═════ Supplied material
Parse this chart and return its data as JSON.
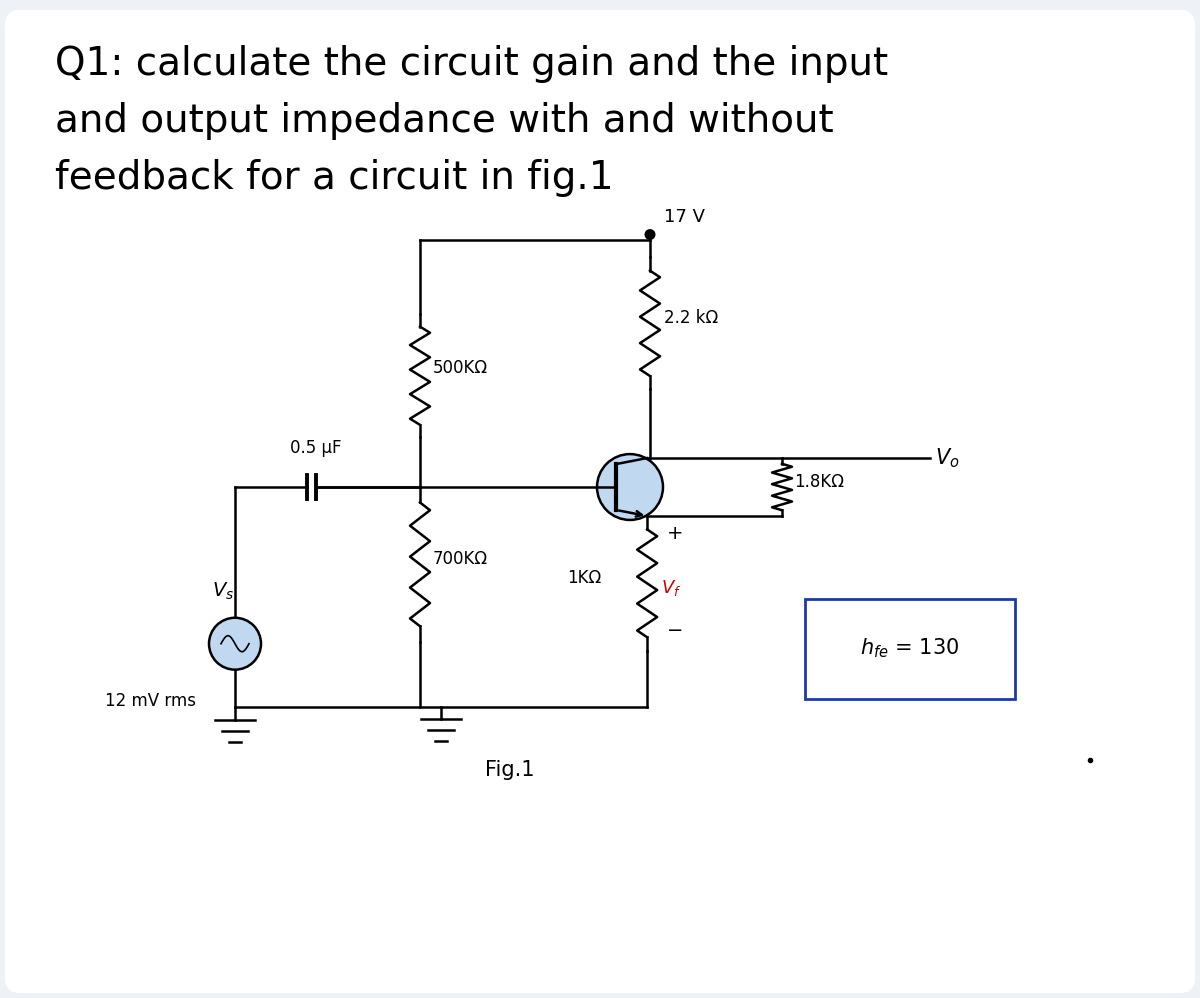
{
  "background_color": "#eef2f7",
  "card_color": "#ffffff",
  "title_lines": [
    "Q1: calculate the circuit gain and the input",
    "and output impedance with and without",
    "feedback for a circuit in fig.1"
  ],
  "title_fontsize": 28,
  "fig_label": "Fig.1",
  "supply_voltage": "17 V",
  "r1_label": "2.2 kΩ",
  "r2_label": "500KΩ",
  "r3_label": "1.8KΩ",
  "r4_label": "700KΩ",
  "r5_label": "1KΩ",
  "cap_label": "0.5 μF",
  "hfe_label": "$h_{fe}$ = 130",
  "vs_label": "$V_s$",
  "vf_label": "$V_f$",
  "vo_label": "$V_o$",
  "source_label": "12 mV rms",
  "vf_color": "#cc0000",
  "hfe_box_color": "#1a3aaa",
  "wire_color": "#000000",
  "transistor_fill": "#c0d8f0"
}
══════════
Exercise brief: Do not copy the pictures, but repeat every line exactly.

Result of this task:
Parse this chart and return its data as JSON.
{
  "background_color": "#eef2f7",
  "card_color": "#ffffff",
  "title_lines": [
    "Q1: calculate the circuit gain and the input",
    "and output impedance with and without",
    "feedback for a circuit in fig.1"
  ],
  "title_fontsize": 28,
  "fig_label": "Fig.1",
  "supply_voltage": "17 V",
  "r1_label": "2.2 kΩ",
  "r2_label": "500KΩ",
  "r3_label": "1.8KΩ",
  "r4_label": "700KΩ",
  "r5_label": "1KΩ",
  "cap_label": "0.5 μF",
  "hfe_label": "$h_{fe}$ = 130",
  "vs_label": "$V_s$",
  "vf_label": "$V_f$",
  "vo_label": "$V_o$",
  "source_label": "12 mV rms",
  "vf_color": "#cc0000",
  "hfe_box_color": "#1a3aaa",
  "wire_color": "#000000",
  "transistor_fill": "#c0d8f0"
}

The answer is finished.